>> start GIVEN DATA

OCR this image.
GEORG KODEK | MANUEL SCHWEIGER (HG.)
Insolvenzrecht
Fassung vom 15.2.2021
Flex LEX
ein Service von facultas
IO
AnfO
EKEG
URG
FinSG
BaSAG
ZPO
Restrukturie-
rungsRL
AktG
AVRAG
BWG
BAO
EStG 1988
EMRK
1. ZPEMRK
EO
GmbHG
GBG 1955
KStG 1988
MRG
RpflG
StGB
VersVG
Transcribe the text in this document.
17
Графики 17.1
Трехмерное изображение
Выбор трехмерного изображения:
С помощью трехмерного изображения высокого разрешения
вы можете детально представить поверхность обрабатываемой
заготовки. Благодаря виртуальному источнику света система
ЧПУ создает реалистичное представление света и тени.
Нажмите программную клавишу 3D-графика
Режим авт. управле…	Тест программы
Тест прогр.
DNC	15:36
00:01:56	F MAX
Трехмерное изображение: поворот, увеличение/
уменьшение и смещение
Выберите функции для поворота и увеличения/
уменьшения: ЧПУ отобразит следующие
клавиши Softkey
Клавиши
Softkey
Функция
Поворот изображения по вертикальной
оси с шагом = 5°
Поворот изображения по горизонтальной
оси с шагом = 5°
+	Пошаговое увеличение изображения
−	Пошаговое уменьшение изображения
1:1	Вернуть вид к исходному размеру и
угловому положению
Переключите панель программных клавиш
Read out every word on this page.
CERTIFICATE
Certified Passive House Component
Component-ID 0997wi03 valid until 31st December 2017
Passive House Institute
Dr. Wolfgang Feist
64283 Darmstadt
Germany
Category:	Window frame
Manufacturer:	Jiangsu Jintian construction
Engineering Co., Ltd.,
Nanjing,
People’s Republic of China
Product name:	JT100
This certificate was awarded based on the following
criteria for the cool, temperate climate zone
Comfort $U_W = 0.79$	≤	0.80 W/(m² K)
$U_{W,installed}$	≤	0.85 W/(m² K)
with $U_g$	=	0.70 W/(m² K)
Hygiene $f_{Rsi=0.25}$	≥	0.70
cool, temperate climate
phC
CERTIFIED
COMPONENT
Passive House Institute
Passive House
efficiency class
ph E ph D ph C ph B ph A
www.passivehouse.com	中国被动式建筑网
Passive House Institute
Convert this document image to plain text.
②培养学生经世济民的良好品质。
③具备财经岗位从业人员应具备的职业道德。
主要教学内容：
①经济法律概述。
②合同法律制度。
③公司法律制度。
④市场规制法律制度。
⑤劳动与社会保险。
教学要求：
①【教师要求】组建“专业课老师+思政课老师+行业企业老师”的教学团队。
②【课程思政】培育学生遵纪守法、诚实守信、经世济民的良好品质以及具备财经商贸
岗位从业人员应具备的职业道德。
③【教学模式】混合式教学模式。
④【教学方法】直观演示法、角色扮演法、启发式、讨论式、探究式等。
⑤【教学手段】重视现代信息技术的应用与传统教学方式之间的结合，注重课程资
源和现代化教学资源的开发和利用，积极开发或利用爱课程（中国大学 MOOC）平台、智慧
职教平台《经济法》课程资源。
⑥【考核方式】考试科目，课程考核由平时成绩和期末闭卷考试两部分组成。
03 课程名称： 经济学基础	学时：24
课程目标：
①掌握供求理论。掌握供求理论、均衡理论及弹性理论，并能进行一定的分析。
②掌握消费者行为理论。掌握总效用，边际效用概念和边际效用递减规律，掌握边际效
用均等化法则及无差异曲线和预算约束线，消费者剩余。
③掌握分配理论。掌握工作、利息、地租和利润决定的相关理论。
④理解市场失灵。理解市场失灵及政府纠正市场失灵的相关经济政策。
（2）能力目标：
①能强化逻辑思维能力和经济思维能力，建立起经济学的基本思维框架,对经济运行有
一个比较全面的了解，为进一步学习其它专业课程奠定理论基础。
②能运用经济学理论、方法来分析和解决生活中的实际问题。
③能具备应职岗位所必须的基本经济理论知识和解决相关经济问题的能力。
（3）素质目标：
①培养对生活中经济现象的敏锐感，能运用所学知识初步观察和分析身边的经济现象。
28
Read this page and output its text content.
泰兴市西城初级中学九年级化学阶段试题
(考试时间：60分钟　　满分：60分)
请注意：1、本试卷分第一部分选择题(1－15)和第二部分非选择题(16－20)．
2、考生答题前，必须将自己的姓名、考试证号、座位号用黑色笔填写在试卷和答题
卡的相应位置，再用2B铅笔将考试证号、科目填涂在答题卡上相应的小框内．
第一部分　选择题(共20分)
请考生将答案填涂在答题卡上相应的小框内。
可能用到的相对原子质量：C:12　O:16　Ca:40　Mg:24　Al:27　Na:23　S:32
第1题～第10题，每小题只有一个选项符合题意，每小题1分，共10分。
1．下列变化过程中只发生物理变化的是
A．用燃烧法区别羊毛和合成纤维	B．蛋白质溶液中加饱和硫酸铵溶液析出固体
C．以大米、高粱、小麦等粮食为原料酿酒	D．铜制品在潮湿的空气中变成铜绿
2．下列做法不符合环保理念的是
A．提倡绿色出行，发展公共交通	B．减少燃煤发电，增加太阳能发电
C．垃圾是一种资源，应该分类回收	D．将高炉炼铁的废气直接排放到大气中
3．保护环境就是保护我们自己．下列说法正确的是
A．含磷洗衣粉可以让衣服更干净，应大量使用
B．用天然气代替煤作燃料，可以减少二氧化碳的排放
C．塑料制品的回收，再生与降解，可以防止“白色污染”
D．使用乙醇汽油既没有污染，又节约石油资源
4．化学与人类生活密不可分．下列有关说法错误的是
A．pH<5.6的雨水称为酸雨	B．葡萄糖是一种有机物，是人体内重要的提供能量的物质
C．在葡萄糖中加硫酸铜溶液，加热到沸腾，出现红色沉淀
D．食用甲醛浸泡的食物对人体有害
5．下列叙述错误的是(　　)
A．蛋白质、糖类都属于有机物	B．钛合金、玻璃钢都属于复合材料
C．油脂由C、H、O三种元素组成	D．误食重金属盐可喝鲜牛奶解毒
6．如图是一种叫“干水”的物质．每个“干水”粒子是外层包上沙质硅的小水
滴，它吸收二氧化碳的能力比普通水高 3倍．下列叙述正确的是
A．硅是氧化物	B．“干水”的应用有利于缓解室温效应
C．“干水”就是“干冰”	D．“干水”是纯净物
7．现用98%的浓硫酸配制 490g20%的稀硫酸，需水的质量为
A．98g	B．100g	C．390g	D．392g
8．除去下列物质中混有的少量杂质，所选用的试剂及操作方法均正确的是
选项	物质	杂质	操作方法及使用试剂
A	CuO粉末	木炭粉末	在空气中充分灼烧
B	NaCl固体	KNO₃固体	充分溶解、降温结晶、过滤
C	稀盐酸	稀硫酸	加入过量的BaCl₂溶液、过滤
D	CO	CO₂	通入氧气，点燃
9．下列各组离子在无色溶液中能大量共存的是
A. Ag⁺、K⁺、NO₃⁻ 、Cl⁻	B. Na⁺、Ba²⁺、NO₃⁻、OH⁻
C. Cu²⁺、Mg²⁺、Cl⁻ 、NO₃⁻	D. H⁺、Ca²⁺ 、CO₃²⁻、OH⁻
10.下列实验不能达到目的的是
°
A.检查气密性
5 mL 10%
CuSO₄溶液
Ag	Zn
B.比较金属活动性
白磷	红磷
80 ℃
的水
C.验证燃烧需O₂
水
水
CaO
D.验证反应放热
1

>> end GIVEN DATA

§ WHAT YOU HAVE TO DO
Gather all the lines that include the word "page" and copy them out.

§ CORRECT OUTPUT
Read out every word on this page.
Read this page and output its text content.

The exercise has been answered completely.